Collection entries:
____________

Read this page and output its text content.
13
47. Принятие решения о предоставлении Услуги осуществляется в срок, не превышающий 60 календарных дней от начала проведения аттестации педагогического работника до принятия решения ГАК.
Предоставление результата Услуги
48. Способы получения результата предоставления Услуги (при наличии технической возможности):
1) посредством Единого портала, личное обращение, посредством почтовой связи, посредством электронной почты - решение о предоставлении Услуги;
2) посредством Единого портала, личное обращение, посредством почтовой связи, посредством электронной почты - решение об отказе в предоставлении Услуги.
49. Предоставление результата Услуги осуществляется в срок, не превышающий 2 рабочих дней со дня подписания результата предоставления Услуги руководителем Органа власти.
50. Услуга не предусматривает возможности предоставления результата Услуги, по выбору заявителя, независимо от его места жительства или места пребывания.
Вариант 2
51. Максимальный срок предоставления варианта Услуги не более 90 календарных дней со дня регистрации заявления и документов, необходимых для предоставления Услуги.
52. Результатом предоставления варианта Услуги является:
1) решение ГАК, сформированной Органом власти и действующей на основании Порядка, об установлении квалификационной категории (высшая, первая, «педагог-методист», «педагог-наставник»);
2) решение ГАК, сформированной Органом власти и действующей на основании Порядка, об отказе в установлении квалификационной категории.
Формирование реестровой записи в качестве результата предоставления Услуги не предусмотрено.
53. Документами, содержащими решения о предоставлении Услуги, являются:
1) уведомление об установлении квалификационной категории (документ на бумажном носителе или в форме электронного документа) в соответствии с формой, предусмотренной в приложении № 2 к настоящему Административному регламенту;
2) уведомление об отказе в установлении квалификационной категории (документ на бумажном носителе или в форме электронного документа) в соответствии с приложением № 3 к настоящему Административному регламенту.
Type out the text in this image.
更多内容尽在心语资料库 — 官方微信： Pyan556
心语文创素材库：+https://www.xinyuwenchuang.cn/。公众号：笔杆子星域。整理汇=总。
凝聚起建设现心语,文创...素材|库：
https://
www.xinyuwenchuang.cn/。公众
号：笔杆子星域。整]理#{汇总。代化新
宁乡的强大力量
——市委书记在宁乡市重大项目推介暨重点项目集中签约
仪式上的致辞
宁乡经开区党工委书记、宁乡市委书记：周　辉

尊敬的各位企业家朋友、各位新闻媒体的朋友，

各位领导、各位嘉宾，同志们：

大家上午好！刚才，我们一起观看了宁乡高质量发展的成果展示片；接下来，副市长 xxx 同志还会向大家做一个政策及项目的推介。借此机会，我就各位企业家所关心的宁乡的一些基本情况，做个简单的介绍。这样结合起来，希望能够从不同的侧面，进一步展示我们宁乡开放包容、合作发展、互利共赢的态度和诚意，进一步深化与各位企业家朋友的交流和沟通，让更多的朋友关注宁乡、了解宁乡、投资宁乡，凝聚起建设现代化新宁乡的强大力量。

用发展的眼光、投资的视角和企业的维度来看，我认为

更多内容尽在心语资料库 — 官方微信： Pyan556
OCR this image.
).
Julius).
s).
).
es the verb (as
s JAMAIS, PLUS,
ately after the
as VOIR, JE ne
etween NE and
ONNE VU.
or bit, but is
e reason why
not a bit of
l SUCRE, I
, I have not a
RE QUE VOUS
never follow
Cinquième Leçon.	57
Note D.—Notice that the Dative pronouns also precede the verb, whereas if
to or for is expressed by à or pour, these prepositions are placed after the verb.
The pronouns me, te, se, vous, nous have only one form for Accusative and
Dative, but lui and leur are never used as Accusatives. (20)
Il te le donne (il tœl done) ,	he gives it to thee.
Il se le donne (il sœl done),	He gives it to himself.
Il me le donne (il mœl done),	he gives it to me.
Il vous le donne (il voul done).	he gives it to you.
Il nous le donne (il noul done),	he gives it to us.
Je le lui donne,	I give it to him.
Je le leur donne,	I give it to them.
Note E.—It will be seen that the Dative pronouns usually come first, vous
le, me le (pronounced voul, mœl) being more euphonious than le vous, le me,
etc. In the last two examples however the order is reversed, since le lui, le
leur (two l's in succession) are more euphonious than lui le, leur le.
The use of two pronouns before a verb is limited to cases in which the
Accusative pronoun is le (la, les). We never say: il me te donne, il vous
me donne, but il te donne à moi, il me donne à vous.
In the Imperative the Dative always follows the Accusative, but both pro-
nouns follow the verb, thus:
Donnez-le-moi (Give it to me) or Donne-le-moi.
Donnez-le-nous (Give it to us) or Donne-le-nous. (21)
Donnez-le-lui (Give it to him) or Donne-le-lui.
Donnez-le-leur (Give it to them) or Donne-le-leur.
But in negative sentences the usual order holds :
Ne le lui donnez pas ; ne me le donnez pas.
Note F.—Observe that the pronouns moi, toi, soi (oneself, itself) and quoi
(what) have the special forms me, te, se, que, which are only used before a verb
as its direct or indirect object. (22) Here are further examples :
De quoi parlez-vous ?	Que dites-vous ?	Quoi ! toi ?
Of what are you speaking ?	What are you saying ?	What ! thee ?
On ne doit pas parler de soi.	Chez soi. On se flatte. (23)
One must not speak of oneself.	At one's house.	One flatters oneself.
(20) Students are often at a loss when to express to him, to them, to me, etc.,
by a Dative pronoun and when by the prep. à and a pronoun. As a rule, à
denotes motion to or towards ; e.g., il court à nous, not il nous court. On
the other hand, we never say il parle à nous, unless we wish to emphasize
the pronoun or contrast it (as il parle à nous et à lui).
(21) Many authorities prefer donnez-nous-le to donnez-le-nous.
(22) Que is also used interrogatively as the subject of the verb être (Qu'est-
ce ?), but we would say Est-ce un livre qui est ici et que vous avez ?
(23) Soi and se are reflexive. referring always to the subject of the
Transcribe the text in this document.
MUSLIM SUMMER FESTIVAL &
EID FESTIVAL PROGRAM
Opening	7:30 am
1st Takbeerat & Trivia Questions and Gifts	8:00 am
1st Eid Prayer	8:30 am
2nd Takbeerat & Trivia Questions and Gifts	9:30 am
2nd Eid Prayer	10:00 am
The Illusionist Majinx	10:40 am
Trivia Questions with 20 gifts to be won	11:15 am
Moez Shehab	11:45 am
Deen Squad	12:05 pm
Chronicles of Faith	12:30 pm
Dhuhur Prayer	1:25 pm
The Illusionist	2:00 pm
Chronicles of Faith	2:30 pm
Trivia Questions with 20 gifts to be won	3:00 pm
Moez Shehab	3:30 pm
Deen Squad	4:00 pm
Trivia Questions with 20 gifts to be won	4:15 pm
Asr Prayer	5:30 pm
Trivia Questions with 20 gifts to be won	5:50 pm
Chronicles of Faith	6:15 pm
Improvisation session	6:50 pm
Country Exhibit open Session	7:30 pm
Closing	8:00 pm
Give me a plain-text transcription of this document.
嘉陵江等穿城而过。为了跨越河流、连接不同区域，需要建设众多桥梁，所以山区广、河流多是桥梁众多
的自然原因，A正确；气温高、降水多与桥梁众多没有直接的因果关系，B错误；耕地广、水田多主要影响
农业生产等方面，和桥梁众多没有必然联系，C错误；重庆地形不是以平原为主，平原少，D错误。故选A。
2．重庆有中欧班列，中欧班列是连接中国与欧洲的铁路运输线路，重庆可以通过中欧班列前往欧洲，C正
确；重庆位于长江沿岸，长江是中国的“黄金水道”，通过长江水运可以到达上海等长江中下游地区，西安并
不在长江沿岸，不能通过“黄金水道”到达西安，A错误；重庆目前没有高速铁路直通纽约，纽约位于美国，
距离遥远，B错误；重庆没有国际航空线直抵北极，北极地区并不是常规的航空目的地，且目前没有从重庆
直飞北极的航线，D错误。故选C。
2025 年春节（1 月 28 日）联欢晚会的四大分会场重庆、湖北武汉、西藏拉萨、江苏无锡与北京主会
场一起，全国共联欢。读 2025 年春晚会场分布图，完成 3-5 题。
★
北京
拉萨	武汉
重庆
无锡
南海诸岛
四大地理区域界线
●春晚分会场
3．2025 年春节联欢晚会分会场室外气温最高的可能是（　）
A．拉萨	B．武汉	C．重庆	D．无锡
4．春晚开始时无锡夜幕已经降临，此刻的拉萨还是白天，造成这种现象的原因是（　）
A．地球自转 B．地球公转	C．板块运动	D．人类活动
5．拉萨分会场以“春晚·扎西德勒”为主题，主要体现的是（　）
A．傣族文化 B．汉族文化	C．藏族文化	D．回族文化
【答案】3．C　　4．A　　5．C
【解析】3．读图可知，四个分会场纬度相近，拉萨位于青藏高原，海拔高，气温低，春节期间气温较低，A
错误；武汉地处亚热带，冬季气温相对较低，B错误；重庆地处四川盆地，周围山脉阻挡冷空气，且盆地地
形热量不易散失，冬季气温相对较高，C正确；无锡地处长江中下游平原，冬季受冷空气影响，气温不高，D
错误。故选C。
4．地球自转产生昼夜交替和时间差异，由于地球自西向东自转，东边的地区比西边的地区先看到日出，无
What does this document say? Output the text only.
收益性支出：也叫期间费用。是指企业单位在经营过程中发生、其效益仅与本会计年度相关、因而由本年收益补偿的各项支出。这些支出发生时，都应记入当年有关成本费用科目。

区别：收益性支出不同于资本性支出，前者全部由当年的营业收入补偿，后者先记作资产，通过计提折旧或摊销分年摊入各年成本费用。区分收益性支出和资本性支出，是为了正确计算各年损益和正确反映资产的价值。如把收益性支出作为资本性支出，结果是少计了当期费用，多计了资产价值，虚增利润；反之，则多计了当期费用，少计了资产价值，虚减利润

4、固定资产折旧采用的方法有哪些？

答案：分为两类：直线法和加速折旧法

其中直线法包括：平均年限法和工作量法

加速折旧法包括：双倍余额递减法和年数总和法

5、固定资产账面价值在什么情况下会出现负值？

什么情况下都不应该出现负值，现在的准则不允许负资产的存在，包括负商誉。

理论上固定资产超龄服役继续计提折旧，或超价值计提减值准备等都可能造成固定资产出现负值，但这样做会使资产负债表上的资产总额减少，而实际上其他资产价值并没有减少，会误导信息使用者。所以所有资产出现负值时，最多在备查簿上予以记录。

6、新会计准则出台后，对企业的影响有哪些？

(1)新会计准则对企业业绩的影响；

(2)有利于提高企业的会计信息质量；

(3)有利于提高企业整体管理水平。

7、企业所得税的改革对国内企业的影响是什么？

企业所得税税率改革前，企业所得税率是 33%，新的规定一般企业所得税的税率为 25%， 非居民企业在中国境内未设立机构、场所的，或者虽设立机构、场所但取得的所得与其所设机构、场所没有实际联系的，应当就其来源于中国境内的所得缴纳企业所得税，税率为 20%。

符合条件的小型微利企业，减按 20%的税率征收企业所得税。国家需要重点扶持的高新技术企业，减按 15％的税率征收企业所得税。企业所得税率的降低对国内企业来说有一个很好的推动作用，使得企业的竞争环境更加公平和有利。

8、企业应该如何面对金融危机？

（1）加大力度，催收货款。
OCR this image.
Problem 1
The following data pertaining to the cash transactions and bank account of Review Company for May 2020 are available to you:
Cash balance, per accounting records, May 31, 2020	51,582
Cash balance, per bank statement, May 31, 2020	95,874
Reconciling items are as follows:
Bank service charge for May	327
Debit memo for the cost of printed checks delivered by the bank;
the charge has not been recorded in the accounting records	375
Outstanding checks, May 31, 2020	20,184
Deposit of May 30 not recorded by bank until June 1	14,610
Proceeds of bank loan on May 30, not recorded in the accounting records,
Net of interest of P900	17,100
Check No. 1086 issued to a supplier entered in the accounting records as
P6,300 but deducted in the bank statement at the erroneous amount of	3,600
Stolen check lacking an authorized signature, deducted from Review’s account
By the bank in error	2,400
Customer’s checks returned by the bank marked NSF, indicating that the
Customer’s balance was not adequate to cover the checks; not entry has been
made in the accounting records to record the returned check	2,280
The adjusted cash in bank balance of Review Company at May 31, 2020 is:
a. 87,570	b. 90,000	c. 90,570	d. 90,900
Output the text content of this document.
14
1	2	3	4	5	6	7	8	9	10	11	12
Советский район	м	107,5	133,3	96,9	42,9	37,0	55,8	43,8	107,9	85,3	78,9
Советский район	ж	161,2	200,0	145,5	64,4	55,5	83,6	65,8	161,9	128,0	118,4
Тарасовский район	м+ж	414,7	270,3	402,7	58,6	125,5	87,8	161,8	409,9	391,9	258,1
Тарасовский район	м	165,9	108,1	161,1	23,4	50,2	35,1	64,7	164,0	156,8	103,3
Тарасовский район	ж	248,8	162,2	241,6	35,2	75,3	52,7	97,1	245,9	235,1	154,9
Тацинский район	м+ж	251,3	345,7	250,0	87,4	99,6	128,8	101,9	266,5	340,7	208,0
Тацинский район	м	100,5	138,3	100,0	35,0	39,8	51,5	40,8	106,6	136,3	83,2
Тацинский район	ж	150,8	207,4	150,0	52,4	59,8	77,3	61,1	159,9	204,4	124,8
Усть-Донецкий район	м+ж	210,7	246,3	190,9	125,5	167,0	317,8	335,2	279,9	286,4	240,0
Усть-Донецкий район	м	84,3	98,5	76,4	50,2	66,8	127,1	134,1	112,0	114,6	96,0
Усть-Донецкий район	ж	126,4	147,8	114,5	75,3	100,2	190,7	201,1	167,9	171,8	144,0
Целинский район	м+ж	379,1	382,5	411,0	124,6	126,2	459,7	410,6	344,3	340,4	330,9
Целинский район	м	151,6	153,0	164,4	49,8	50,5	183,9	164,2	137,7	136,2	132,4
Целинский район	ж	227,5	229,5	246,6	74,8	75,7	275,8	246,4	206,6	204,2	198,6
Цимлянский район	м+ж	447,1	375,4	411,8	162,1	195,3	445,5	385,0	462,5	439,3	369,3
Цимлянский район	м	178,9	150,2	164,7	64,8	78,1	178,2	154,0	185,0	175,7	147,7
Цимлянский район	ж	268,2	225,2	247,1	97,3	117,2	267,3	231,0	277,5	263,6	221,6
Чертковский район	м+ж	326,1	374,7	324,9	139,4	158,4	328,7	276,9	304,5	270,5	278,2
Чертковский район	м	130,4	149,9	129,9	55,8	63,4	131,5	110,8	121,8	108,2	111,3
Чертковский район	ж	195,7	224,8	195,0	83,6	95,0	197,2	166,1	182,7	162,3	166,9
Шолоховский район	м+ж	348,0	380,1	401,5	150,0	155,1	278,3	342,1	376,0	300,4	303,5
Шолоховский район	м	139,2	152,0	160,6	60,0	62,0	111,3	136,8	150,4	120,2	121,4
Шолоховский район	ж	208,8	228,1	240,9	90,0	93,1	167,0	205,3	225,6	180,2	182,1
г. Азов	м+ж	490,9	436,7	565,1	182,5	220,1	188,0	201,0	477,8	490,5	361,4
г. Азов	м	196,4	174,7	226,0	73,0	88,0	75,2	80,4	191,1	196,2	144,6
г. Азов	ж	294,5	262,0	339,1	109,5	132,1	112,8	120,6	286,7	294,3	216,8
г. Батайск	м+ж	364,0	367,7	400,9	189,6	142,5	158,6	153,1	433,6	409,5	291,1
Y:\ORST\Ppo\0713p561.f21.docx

____________

What you will do: Set out every line from the material that contains the string "Единого".

Worked solution:
1) посредством Единого портала, личное обращение, посредством почтовой связи, посредством электронной почты - решение о предоставлении Услуги;
2) посредством Единого портала, личное обращение, посредством почтовой связи, посредством электронной почты - решение об отказе в предоставлении Услуги.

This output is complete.